### GIVEN INFORMATION

* * * * * * *

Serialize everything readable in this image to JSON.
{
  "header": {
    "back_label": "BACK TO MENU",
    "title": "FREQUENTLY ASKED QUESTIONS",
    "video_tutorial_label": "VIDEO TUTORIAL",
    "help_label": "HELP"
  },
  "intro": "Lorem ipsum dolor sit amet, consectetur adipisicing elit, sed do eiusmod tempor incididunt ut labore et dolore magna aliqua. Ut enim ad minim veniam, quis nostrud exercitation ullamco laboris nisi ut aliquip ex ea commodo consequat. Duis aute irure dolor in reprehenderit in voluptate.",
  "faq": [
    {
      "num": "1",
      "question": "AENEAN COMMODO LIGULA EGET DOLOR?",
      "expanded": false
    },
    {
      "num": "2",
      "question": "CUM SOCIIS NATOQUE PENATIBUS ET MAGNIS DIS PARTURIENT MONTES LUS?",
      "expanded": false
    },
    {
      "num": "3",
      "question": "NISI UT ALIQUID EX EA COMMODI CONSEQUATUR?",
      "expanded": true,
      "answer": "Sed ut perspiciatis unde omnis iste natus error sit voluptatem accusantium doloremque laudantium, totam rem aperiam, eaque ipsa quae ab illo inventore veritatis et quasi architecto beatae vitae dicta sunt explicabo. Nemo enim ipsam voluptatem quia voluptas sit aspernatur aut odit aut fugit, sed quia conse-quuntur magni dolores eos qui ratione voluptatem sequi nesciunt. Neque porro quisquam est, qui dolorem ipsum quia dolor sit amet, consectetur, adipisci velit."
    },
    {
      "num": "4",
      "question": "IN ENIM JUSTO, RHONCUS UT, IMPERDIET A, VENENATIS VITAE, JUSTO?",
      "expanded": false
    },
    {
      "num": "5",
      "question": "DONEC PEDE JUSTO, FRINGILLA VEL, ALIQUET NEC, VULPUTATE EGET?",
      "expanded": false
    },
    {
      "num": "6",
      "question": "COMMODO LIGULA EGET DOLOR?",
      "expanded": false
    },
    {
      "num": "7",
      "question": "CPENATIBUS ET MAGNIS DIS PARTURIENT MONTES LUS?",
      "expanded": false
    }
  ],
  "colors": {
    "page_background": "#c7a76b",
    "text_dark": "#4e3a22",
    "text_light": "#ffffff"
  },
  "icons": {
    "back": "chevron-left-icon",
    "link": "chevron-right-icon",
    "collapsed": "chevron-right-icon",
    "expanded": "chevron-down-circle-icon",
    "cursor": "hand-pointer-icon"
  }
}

* * * * * * *

### REQUIRED WORK
Repeat the material above in full, exactly as it stands.

### WORKED SOLUTION
Serialize everything readable in this image to JSON.
{
  "header": {
    "back_label": "BACK TO MENU",
    "title": "FREQUENTLY ASKED QUESTIONS",
    "video_tutorial_label": "VIDEO TUTORIAL",
    "help_label": "HELP"
  },
  "intro": "Lorem ipsum dolor sit amet, consectetur adipisicing elit, sed do eiusmod tempor incididunt ut labore et dolore magna aliqua. Ut enim ad minim veniam, quis nostrud exercitation ullamco laboris nisi ut aliquip ex ea commodo consequat. Duis aute irure dolor in reprehenderit in voluptate.",
  "faq": [
    {
      "num": "1",
      "question": "AENEAN COMMODO LIGULA EGET DOLOR?",
      "expanded": false
    },
    {
      "num": "2",
      "question": "CUM SOCIIS NATOQUE PENATIBUS ET MAGNIS DIS PARTURIENT MONTES LUS?",
      "expanded": false
    },
    {
      "num": "3",
      "question": "NISI UT ALIQUID EX EA COMMODI CONSEQUATUR?",
      "expanded": true,
      "answer": "Sed ut perspiciatis unde omnis iste natus error sit voluptatem accusantium doloremque laudantium, totam rem aperiam, eaque ipsa quae ab illo inventore veritatis et quasi architecto beatae vitae dicta sunt explicabo. Nemo enim ipsam voluptatem quia voluptas sit aspernatur aut odit aut fugit, sed quia conse-quuntur magni dolores eos qui ratione voluptatem sequi nesciunt. Neque porro quisquam est, qui dolorem ipsum quia dolor sit amet, consectetur, adipisci velit."
    },
    {
      "num": "4",
      "question": "IN ENIM JUSTO, RHONCUS UT, IMPERDIET A, VENENATIS VITAE, JUSTO?",
      "expanded": false
    },
    {
      "num": "5",
      "question": "DONEC PEDE JUSTO, FRINGILLA VEL, ALIQUET NEC, VULPUTATE EGET?",
      "expanded": false
    },
    {
      "num": "6",
      "question": "COMMODO LIGULA EGET DOLOR?",
      "expanded": false
    },
    {
      "num": "7",
      "question": "CPENATIBUS ET MAGNIS DIS PARTURIENT MONTES LUS?",
      "expanded": false
    }
  ],
  "colors": {
    "page_background": "#c7a76b",
    "text_dark": "#4e3a22",
    "text_light": "#ffffff"
  },
  "icons": {
    "back": "chevron-left-icon",
    "link": "chevron-right-icon",
    "collapsed": "chevron-right-icon",
    "expanded": "chevron-down-circle-icon",
    "cursor": "hand-pointer-icon"
  }
}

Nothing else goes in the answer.